◆ INSTRUCTION:
Extract all lines that hold the string "festzusetzen".
::::::
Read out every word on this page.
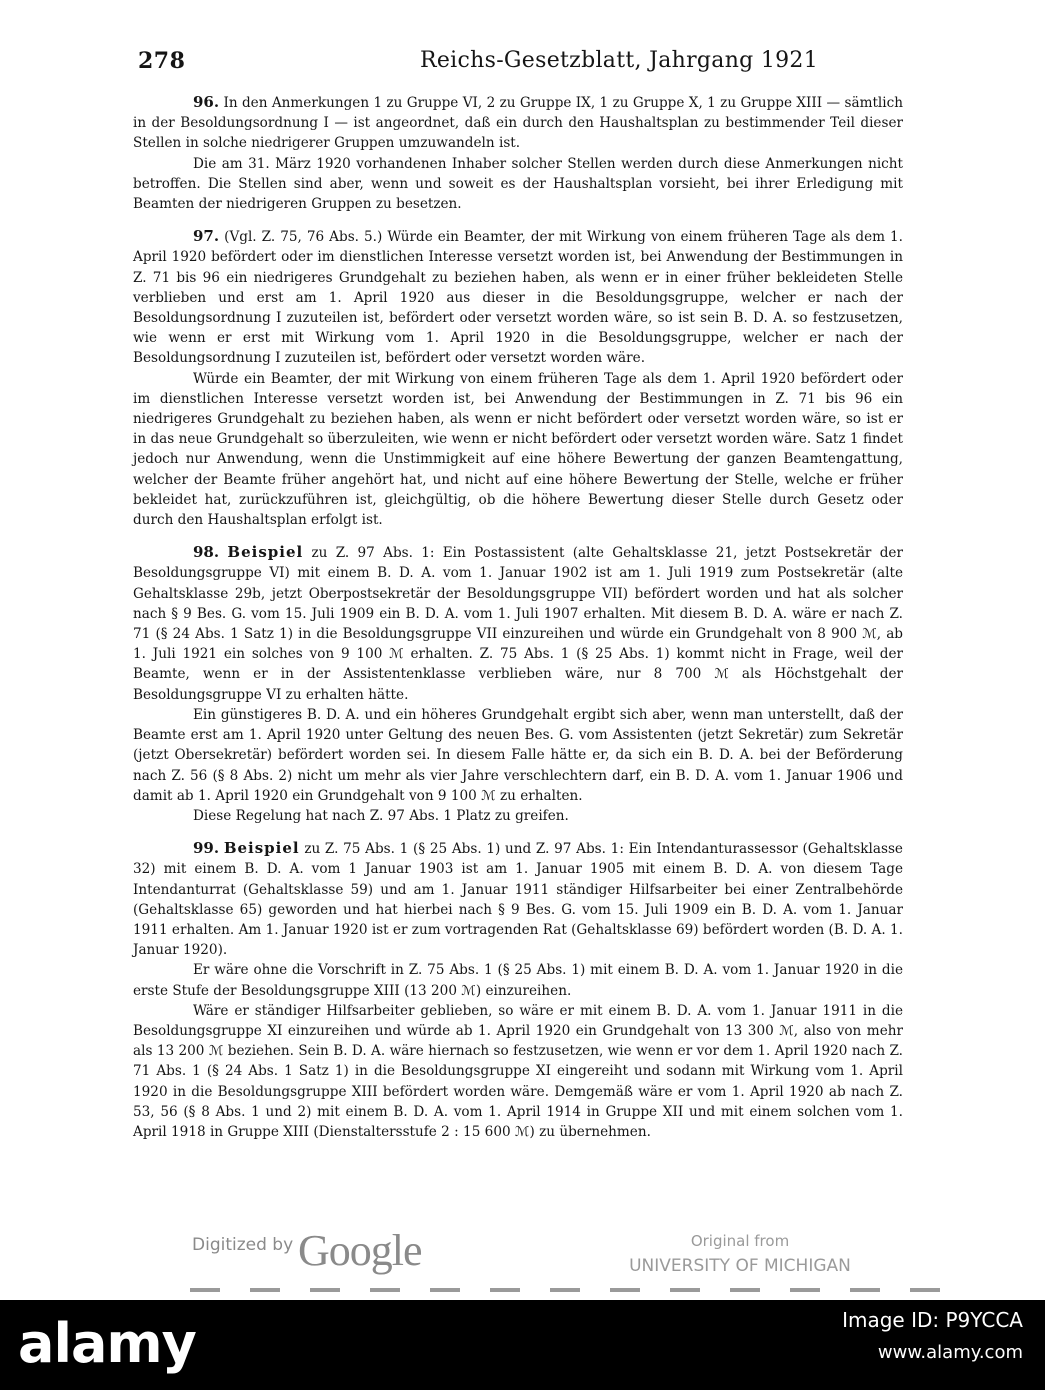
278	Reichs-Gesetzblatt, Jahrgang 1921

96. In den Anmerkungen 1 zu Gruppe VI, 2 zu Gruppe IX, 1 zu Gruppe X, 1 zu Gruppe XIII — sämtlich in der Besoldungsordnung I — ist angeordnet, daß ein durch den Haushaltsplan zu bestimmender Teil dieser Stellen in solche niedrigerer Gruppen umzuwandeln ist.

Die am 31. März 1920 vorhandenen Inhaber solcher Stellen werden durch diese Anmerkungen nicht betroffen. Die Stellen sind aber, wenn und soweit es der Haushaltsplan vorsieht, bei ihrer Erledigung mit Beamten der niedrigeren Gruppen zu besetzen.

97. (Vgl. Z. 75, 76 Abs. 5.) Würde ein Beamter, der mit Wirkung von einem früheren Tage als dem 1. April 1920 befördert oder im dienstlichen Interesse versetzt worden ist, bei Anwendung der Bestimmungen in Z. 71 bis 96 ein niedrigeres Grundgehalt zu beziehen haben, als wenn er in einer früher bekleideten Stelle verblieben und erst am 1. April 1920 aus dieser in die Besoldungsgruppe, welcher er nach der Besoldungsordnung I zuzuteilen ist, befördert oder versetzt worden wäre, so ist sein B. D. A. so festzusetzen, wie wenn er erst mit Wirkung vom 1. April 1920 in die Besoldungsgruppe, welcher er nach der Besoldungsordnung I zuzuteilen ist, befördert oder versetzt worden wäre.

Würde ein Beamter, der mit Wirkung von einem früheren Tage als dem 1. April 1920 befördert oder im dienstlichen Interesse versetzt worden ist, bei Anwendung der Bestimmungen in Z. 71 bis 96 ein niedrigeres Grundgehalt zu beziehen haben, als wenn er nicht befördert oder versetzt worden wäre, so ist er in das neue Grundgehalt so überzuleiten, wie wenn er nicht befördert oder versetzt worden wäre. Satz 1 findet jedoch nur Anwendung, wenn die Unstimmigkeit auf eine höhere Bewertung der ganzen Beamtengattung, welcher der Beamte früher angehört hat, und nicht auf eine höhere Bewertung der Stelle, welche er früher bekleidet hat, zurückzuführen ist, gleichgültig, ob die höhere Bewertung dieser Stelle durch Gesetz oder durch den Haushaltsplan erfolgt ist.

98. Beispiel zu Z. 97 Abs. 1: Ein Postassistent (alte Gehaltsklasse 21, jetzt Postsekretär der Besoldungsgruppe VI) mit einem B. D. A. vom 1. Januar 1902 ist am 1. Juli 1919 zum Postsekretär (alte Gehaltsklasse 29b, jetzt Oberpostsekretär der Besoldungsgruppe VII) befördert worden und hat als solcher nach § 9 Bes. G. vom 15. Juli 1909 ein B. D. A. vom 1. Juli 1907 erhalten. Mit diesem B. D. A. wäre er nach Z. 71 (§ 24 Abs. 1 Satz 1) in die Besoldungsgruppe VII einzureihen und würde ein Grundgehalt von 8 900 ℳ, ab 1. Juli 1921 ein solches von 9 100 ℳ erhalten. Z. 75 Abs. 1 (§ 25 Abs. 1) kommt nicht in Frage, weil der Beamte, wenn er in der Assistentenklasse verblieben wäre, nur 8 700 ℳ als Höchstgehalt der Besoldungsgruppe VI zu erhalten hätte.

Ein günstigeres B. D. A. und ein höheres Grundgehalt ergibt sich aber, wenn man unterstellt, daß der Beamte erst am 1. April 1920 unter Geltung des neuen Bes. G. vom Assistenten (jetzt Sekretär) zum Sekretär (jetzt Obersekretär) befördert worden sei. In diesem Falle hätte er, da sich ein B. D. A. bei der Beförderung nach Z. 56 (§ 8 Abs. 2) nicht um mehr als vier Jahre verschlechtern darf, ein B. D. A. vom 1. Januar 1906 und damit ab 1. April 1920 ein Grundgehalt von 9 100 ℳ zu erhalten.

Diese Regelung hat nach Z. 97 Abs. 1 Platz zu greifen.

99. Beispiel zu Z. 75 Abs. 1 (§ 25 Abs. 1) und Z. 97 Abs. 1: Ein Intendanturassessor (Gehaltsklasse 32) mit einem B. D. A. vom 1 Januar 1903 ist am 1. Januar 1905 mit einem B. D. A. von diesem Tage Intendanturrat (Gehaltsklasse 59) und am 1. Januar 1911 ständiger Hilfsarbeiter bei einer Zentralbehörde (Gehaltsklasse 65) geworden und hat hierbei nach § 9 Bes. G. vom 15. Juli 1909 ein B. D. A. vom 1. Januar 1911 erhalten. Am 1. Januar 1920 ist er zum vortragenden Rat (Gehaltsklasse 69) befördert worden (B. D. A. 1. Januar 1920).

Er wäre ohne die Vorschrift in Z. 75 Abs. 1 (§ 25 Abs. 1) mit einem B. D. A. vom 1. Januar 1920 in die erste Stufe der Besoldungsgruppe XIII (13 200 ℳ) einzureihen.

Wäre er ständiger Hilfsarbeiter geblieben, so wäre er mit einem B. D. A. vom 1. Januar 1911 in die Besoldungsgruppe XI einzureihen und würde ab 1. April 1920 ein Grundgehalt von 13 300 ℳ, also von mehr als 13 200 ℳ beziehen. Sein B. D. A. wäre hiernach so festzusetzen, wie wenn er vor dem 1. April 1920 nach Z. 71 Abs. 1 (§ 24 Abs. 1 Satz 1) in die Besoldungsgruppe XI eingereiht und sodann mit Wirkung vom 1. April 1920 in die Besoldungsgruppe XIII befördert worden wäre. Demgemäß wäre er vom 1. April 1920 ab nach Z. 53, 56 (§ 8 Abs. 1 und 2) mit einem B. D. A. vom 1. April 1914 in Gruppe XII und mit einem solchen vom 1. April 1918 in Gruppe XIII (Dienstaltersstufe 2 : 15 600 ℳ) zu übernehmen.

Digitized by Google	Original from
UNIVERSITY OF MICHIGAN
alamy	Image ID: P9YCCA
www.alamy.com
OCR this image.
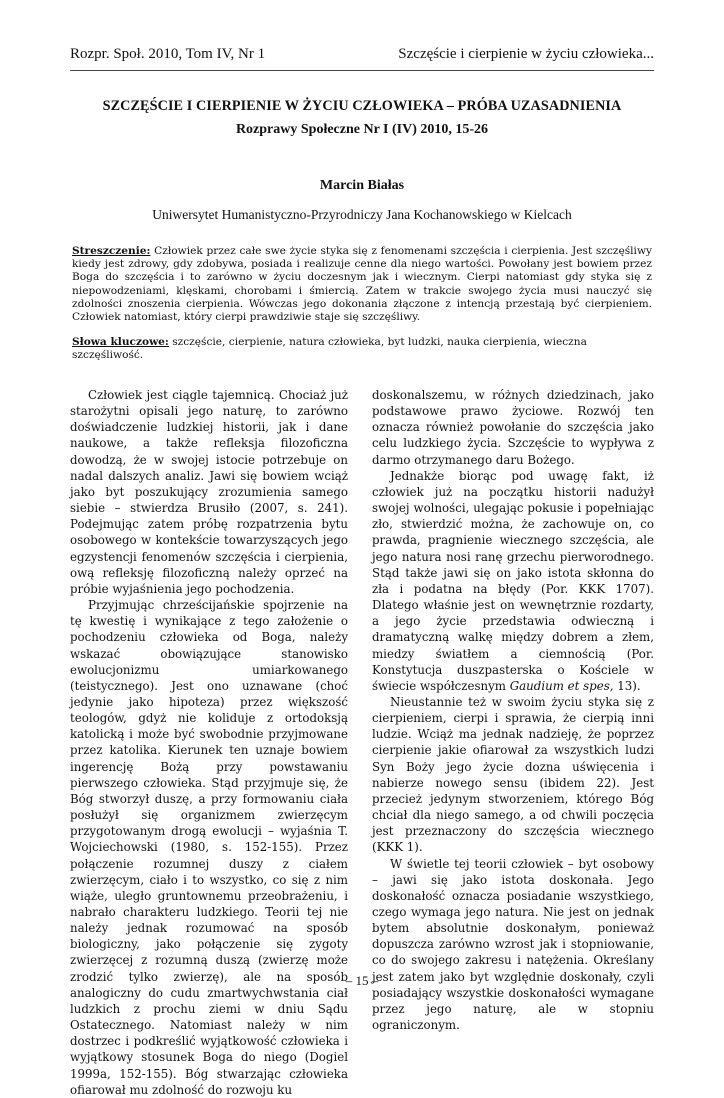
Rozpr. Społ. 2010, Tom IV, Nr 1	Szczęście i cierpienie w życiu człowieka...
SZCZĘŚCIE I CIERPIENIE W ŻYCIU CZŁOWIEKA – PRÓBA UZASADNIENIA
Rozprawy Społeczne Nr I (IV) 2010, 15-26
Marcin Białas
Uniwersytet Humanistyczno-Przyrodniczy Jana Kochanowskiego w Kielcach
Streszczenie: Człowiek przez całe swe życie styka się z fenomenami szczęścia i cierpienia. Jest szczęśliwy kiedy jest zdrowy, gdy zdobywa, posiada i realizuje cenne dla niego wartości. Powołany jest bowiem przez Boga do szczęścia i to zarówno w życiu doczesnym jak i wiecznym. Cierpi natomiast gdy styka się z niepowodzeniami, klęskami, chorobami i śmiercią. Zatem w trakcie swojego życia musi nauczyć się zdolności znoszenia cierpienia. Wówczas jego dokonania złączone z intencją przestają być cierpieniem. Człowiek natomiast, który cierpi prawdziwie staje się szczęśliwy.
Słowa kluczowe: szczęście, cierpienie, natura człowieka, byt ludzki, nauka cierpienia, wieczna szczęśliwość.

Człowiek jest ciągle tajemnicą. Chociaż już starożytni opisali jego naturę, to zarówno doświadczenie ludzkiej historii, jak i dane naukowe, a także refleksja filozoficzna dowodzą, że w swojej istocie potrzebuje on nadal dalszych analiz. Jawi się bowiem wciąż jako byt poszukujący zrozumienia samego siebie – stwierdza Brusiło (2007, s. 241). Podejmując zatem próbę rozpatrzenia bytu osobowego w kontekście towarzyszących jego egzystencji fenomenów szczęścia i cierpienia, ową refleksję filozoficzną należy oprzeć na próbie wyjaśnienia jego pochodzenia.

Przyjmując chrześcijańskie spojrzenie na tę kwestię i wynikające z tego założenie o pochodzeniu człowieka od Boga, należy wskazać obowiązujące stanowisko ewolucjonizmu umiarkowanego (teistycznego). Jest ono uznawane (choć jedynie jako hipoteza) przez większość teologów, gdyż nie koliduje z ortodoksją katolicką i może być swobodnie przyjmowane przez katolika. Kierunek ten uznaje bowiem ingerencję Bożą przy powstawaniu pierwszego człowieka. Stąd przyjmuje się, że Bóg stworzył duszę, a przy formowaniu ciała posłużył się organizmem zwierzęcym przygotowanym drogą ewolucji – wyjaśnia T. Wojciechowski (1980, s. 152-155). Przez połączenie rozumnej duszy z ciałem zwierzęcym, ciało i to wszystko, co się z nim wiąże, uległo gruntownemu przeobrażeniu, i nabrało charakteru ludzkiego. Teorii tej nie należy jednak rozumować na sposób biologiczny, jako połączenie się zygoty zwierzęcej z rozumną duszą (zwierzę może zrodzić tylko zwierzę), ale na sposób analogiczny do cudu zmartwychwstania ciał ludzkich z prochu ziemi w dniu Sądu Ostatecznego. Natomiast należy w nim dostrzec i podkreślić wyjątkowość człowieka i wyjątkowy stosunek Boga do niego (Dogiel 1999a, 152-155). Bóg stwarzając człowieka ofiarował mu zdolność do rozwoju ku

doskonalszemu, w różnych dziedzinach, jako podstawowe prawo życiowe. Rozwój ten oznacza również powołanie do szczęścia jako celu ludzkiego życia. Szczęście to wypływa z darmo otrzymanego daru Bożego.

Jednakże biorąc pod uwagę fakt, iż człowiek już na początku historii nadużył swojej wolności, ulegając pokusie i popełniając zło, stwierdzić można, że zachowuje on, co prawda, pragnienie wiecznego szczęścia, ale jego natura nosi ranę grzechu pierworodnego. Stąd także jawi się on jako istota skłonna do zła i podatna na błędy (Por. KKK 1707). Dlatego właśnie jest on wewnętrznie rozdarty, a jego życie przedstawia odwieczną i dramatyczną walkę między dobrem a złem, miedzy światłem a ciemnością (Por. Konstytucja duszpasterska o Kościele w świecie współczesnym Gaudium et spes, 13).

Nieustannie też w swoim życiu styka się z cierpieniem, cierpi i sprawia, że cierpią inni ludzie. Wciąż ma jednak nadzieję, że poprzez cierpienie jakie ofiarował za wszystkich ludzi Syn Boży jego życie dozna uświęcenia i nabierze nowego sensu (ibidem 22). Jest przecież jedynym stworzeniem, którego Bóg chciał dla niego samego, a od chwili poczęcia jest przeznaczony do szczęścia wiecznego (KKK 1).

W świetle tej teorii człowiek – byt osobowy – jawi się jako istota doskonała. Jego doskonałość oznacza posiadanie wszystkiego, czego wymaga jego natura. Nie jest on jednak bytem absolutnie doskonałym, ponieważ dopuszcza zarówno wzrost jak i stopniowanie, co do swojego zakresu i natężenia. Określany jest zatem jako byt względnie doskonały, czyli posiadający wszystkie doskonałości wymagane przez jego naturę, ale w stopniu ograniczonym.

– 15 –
::::::
◆ ANSWER TO THE TASK:
97. (Vgl. Z. 75, 76 Abs. 5.) Würde ein Beamter, der mit Wirkung von einem früheren Tage als dem 1. April 1920 befördert oder im dienstlichen Interesse versetzt worden ist, bei Anwendung der Bestimmungen in Z. 71 bis 96 ein niedrigeres Grundgehalt zu beziehen haben, als wenn er in einer früher bekleideten Stelle verblieben und erst am 1. April 1920 aus dieser in die Besoldungsgruppe, welcher er nach der Besoldungsordnung I zuzuteilen ist, befördert oder versetzt worden wäre, so ist sein B. D. A. so festzusetzen, wie wenn er erst mit Wirkung vom 1. April 1920 in die Besoldungsgruppe, welcher er nach der Besoldungsordnung I zuzuteilen ist, befördert oder versetzt worden wäre.
Wäre er ständiger Hilfsarbeiter geblieben, so wäre er mit einem B. D. A. vom 1. Januar 1911 in die Besoldungsgruppe XI einzureihen und würde ab 1. April 1920 ein Grundgehalt von 13 300 ℳ, also von mehr als 13 200 ℳ beziehen. Sein B. D. A. wäre hiernach so festzusetzen, wie wenn er vor dem 1. April 1920 nach Z. 71 Abs. 1 (§ 24 Abs. 1 Satz 1) in die Besoldungsgruppe XI eingereiht und sodann mit Wirkung vom 1. April 1920 in die Besoldungsgruppe XIII befördert worden wäre. Demgemäß wäre er vom 1. April 1920 ab nach Z. 53, 56 (§ 8 Abs. 1 und 2) mit einem B. D. A. vom 1. April 1914 in Gruppe XII und mit einem solchen vom 1. April 1918 in Gruppe XIII (Dienstaltersstufe 2 : 15 600 ℳ) zu übernehmen.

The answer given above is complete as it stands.